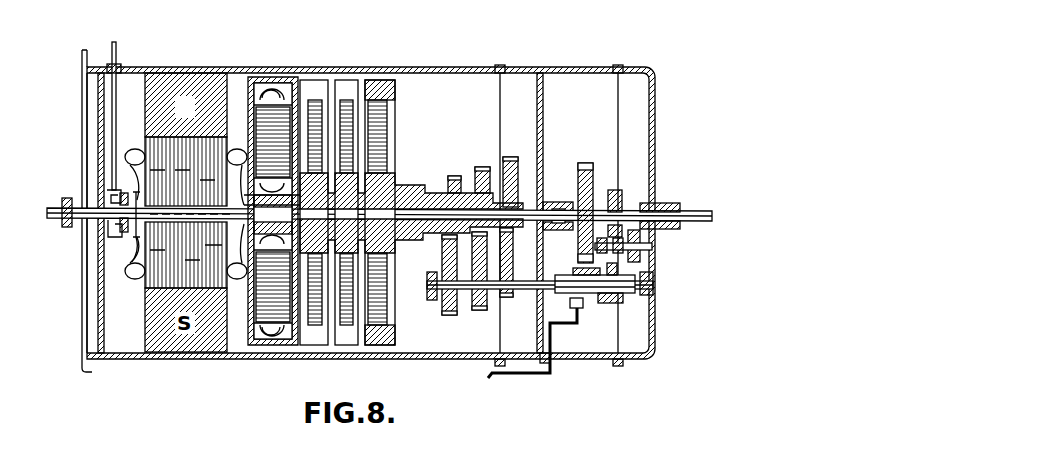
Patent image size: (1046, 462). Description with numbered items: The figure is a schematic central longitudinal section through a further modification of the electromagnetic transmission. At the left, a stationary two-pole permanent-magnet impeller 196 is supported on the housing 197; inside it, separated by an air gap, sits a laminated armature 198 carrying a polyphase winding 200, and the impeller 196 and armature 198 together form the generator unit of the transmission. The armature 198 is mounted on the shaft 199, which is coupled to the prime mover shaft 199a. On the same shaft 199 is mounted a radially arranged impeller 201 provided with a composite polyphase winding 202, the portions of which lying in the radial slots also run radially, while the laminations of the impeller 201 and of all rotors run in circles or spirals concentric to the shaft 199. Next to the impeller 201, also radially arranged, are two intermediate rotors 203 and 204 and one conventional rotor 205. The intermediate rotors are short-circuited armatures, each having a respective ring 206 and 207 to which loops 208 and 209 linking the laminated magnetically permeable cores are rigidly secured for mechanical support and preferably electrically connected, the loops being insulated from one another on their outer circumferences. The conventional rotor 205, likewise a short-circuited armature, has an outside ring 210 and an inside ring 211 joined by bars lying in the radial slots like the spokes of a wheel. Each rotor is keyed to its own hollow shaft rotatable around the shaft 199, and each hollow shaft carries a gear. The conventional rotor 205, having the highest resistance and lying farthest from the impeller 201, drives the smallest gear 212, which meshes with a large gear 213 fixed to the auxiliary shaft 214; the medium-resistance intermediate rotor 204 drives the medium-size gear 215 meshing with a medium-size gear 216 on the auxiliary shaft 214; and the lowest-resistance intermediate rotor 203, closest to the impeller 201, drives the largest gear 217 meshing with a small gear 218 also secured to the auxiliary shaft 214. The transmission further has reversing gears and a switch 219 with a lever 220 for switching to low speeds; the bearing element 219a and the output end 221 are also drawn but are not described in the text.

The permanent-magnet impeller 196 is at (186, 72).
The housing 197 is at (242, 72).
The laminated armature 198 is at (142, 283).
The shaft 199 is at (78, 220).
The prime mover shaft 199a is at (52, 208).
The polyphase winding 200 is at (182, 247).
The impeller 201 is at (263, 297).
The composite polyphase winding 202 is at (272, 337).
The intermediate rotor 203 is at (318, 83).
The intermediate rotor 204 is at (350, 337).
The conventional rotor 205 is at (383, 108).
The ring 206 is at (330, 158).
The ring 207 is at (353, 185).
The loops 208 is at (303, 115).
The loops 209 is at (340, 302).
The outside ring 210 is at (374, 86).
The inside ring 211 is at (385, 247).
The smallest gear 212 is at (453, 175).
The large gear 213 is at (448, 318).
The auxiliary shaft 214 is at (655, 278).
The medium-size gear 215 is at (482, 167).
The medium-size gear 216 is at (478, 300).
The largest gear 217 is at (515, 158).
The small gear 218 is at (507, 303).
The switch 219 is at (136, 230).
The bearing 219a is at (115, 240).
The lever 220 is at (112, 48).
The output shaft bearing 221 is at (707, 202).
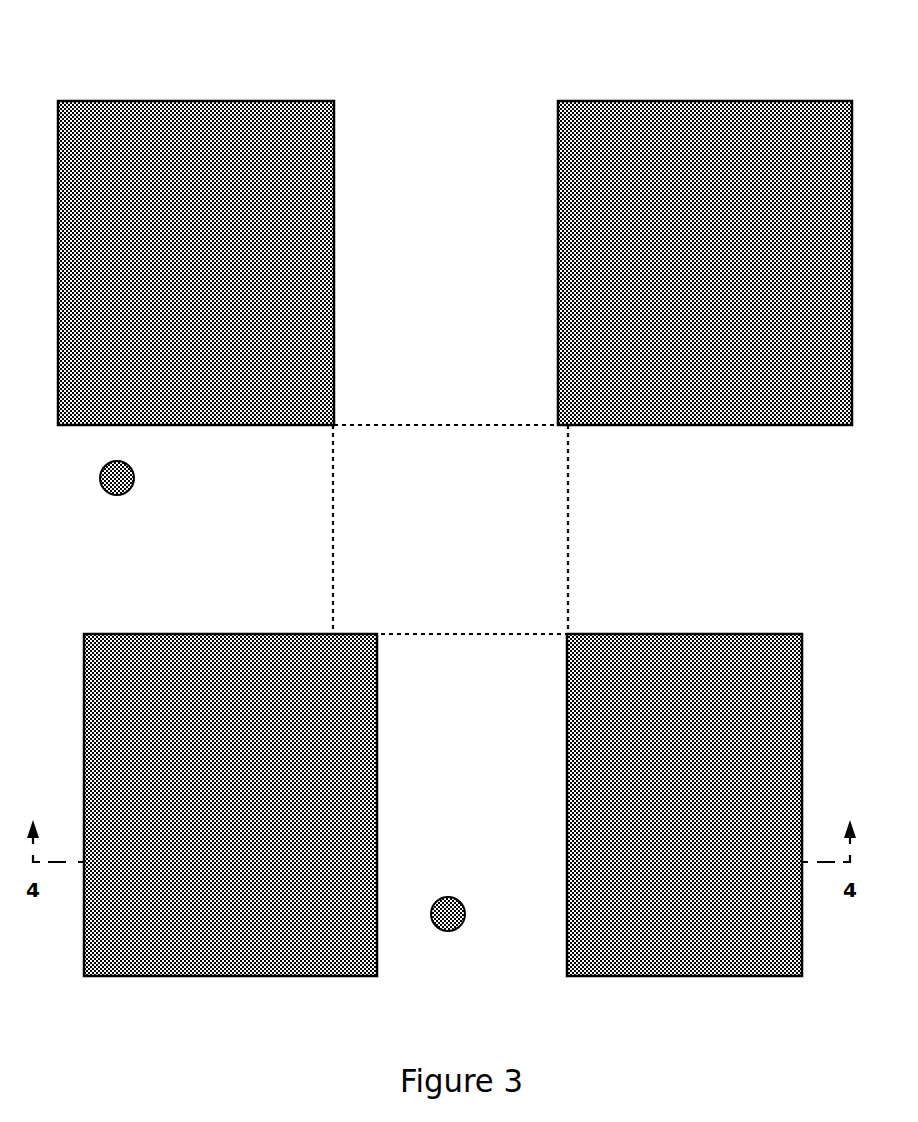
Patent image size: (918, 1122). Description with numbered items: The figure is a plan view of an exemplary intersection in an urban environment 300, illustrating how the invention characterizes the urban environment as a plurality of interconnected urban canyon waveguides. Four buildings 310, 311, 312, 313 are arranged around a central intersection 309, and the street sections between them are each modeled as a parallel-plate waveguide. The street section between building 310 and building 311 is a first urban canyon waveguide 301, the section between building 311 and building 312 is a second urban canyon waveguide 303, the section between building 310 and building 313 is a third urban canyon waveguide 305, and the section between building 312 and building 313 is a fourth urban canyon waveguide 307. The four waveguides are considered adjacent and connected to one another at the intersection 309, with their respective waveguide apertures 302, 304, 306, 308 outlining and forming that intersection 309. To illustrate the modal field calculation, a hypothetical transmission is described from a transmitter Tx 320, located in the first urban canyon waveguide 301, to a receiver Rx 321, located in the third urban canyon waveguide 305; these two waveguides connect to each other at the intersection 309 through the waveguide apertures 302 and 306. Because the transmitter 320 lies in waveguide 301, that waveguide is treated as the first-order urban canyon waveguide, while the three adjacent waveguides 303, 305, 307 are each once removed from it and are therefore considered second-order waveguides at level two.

***

- [The problem]: From the data above, pull out each line that contains the word "them" and copy it in full.

- [Result for this exercise]:
Patent image size: (918, 1122). Description with numbered items: The figure is a plan view of an exemplary intersection in an urban environment 300, illustrating how the invention characterizes the urban environment as a plurality of interconnected urban canyon waveguides. Four buildings 310, 311, 312, 313 are arranged around a central intersection 309, and the street sections between them are each modeled as a parallel-plate waveguide. The street section between building 310 and building 311 is a first urban canyon waveguide 301, the section between building 311 and building 312 is a second urban canyon waveguide 303, the section between building 310 and building 313 is a third urban canyon waveguide 305, and the section between building 312 and building 313 is a fourth urban canyon waveguide 307. The four waveguides are considered adjacent and connected to one another at the intersection 309, with their respective waveguide apertures 302, 304, 306, 308 outlining and forming that intersection 309. To illustrate the modal field calculation, a hypothetical transmission is described from a transmitter Tx 320, located in the first urban canyon waveguide 301, to a receiver Rx 321, located in the third urban canyon waveguide 305; these two waveguides connect to each other at the intersection 309 through the waveguide apertures 302 and 306. Because the transmitter 320 lies in waveguide 301, that waveguide is treated as the first-order urban canyon waveguide, while the three adjacent waveguides 303, 305, 307 are each once removed from it and are therefore considered second-order waveguides at level two.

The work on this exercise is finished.